**Your goal**
Track down every line below that holds "étalons" and copy it.
************
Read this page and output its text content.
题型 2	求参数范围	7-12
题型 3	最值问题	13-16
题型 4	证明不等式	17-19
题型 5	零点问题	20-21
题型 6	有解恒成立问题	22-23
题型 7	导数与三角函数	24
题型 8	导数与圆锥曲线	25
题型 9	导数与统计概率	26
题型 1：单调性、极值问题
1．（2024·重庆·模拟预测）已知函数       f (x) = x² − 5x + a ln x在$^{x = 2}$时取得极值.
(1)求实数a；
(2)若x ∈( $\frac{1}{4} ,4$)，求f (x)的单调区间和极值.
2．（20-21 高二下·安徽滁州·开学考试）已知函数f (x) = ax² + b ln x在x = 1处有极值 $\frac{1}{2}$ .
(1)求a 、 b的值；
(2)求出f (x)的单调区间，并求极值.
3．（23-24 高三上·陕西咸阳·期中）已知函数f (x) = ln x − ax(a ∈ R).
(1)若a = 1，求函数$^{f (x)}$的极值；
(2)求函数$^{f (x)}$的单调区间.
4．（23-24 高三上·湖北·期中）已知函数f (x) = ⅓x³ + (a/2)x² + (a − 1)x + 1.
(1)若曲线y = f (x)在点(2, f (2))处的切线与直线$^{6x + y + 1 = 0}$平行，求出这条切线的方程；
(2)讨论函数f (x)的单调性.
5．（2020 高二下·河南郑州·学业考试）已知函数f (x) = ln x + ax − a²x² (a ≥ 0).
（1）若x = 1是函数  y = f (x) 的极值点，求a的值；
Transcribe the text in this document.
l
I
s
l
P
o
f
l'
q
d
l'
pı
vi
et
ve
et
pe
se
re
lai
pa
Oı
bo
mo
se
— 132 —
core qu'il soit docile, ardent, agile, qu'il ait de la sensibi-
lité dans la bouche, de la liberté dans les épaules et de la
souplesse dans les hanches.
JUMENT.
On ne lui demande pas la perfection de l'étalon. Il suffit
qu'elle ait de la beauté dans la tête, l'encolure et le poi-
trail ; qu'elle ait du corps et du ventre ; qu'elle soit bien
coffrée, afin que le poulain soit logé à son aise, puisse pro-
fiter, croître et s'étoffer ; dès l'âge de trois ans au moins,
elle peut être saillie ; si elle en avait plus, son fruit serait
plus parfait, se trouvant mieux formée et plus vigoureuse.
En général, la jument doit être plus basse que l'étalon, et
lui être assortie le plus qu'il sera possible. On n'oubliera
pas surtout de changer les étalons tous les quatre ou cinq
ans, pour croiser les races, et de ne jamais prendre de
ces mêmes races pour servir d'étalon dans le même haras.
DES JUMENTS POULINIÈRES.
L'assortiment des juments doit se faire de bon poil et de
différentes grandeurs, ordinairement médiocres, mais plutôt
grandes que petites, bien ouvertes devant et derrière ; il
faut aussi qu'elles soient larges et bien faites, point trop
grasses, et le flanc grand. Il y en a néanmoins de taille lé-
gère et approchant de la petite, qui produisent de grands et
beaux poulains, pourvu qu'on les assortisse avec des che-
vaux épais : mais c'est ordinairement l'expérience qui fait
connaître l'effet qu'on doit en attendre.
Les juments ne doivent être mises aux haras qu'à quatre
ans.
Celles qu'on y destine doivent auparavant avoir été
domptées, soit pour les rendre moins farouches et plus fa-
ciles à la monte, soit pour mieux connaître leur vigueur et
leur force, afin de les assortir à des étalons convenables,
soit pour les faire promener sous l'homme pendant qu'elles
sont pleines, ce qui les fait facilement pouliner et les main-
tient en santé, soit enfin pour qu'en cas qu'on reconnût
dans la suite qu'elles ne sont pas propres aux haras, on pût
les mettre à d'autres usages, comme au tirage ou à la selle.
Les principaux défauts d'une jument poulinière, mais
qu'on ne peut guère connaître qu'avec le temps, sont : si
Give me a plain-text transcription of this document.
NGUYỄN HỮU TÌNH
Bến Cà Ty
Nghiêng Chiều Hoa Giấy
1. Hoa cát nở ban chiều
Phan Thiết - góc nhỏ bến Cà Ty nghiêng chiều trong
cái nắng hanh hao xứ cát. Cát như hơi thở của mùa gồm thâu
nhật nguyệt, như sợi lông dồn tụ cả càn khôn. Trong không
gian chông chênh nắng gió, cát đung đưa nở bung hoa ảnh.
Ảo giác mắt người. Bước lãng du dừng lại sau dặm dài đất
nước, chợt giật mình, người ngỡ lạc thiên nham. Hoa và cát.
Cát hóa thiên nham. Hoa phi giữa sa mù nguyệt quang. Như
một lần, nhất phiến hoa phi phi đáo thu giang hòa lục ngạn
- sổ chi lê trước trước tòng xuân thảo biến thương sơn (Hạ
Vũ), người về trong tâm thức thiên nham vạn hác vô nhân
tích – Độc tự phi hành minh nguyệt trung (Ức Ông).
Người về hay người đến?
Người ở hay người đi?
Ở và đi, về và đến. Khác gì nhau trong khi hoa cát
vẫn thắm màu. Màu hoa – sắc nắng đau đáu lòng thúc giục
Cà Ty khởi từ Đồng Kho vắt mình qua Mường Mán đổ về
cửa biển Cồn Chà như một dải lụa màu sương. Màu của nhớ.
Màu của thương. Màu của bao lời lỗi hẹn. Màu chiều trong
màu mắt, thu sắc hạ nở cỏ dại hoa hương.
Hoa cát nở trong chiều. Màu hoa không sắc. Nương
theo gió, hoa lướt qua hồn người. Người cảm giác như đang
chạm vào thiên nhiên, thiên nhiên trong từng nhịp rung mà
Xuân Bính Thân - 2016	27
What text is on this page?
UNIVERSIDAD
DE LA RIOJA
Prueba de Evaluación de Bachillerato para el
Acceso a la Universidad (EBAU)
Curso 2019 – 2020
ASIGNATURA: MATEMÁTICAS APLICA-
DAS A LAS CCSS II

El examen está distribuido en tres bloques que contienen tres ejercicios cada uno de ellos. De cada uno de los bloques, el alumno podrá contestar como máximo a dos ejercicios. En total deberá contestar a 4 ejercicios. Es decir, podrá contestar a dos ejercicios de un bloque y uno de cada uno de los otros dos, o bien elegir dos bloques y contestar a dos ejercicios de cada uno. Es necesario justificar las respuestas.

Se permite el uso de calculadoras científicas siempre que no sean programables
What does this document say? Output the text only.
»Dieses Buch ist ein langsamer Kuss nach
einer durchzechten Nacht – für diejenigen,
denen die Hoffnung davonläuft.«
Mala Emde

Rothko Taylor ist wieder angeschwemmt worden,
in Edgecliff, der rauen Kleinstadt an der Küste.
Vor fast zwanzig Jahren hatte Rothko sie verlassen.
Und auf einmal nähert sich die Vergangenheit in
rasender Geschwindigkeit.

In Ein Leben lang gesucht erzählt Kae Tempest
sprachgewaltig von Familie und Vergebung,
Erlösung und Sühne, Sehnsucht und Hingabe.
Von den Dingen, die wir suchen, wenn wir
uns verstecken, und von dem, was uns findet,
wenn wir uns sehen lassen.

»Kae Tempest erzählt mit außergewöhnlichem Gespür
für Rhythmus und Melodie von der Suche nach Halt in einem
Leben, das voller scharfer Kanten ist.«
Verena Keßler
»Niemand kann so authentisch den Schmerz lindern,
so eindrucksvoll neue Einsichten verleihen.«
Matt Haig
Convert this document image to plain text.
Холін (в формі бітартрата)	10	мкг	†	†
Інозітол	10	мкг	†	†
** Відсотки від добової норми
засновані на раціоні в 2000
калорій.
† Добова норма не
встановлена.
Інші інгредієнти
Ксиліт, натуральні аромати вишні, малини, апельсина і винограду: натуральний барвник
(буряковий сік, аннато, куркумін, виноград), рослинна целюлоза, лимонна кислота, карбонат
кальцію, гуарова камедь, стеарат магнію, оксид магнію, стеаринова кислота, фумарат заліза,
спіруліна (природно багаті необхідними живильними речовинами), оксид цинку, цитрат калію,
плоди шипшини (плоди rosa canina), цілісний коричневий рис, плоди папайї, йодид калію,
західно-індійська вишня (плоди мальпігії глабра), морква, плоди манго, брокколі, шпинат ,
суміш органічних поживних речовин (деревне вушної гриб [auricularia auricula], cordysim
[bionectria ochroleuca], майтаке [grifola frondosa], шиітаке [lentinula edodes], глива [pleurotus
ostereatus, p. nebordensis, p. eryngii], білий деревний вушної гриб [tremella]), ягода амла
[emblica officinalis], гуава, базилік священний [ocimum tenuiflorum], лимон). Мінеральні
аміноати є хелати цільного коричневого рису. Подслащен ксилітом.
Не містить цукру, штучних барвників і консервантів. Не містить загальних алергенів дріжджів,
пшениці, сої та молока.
************
**Complete response**
pas surtout de changer les étalons tous les quatre ou cinq
leur force, afin de les assortir à des étalons convenables,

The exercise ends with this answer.